Data rows -
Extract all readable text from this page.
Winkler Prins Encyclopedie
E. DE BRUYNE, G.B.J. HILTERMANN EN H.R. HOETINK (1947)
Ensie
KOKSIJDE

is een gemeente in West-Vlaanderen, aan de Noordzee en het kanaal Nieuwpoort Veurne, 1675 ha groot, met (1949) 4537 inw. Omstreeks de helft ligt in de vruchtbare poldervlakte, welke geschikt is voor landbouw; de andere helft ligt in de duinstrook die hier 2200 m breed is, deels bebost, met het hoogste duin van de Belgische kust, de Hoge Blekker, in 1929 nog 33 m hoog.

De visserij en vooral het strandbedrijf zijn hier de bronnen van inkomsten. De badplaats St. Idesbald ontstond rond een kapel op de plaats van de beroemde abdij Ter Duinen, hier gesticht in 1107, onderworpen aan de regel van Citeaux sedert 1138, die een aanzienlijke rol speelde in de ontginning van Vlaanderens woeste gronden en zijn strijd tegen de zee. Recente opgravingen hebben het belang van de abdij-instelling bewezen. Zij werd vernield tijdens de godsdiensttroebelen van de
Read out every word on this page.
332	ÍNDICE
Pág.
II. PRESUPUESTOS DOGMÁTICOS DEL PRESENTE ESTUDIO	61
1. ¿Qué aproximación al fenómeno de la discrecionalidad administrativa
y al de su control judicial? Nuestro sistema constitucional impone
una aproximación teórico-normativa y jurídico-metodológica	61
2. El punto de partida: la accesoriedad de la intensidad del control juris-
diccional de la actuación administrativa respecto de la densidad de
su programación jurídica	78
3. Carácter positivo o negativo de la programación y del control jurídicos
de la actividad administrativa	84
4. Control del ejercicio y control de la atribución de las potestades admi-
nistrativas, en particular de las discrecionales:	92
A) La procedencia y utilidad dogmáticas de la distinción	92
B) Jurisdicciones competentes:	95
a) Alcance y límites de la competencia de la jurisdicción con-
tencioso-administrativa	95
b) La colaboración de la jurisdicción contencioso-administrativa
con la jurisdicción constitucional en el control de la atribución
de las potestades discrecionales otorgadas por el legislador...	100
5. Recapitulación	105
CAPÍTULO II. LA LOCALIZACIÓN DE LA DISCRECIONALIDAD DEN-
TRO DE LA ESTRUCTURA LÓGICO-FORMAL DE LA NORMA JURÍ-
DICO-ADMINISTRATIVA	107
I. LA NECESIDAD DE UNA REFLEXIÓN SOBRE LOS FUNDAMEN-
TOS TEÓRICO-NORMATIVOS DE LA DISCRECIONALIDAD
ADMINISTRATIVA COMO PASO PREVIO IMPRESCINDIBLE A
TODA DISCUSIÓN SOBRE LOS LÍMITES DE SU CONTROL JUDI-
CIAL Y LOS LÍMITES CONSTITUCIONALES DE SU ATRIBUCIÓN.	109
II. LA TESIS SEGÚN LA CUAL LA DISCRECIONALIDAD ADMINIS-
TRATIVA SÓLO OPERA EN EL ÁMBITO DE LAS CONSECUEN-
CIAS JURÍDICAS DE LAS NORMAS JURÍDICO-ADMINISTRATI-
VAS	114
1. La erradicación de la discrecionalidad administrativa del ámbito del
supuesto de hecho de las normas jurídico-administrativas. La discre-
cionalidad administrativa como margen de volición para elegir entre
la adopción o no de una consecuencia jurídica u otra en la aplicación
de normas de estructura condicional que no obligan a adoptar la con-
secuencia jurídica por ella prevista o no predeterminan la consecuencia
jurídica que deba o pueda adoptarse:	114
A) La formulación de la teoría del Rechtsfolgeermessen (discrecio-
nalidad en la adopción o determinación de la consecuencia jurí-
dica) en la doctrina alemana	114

Exercise - Produce an exact copy of all the records.

Output -
Extract all readable text from this page.
Winkler Prins Encyclopedie
E. DE BRUYNE, G.B.J. HILTERMANN EN H.R. HOETINK (1947)
Ensie
KOKSIJDE

is een gemeente in West-Vlaanderen, aan de Noordzee en het kanaal Nieuwpoort Veurne, 1675 ha groot, met (1949) 4537 inw. Omstreeks de helft ligt in de vruchtbare poldervlakte, welke geschikt is voor landbouw; de andere helft ligt in de duinstrook die hier 2200 m breed is, deels bebost, met het hoogste duin van de Belgische kust, de Hoge Blekker, in 1929 nog 33 m hoog.

De visserij en vooral het strandbedrijf zijn hier de bronnen van inkomsten. De badplaats St. Idesbald ontstond rond een kapel op de plaats van de beroemde abdij Ter Duinen, hier gesticht in 1107, onderworpen aan de regel van Citeaux sedert 1138, die een aanzienlijke rol speelde in de ontginning van Vlaanderens woeste gronden en zijn strijd tegen de zee. Recente opgravingen hebben het belang van de abdij-instelling bewezen. Zij werd vernield tijdens de godsdiensttroebelen van de
Read out every word on this page.
332	ÍNDICE
Pág.
II. PRESUPUESTOS DOGMÁTICOS DEL PRESENTE ESTUDIO	61
1. ¿Qué aproximación al fenómeno de la discrecionalidad administrativa
y al de su control judicial? Nuestro sistema constitucional impone
una aproximación teórico-normativa y jurídico-metodológica	61
2. El punto de partida: la accesoriedad de la intensidad del control juris-
diccional de la actuación administrativa respecto de la densidad de
su programación jurídica	78
3. Carácter positivo o negativo de la programación y del control jurídicos
de la actividad administrativa	84
4. Control del ejercicio y control de la atribución de las potestades admi-
nistrativas, en particular de las discrecionales:	92
A) La procedencia y utilidad dogmáticas de la distinción	92
B) Jurisdicciones competentes:	95
a) Alcance y límites de la competencia de la jurisdicción con-
tencioso-administrativa	95
b) La colaboración de la jurisdicción contencioso-administrativa
con la jurisdicción constitucional en el control de la atribución
de las potestades discrecionales otorgadas por el legislador...	100
5. Recapitulación	105
CAPÍTULO II. LA LOCALIZACIÓN DE LA DISCRECIONALIDAD DEN-
TRO DE LA ESTRUCTURA LÓGICO-FORMAL DE LA NORMA JURÍ-
DICO-ADMINISTRATIVA	107
I. LA NECESIDAD DE UNA REFLEXIÓN SOBRE LOS FUNDAMEN-
TOS TEÓRICO-NORMATIVOS DE LA DISCRECIONALIDAD
ADMINISTRATIVA COMO PASO PREVIO IMPRESCINDIBLE A
TODA DISCUSIÓN SOBRE LOS LÍMITES DE SU CONTROL JUDI-
CIAL Y LOS LÍMITES CONSTITUCIONALES DE SU ATRIBUCIÓN.	109
II. LA TESIS SEGÚN LA CUAL LA DISCRECIONALIDAD ADMINIS-
TRATIVA SÓLO OPERA EN EL ÁMBITO DE LAS CONSECUEN-
CIAS JURÍDICAS DE LAS NORMAS JURÍDICO-ADMINISTRATI-
VAS	114
1. La erradicación de la discrecionalidad administrativa del ámbito del
supuesto de hecho de las normas jurídico-administrativas. La discre-
cionalidad administrativa como margen de volición para elegir entre
la adopción o no de una consecuencia jurídica u otra en la aplicación
de normas de estructura condicional que no obligan a adoptar la con-
secuencia jurídica por ella prevista o no predeterminan la consecuencia
jurídica que deba o pueda adoptarse:	114
A) La formulación de la teoría del Rechtsfolgeermessen (discrecio-
nalidad en la adopción o determinación de la consecuencia jurí-
dica) en la doctrina alemana	114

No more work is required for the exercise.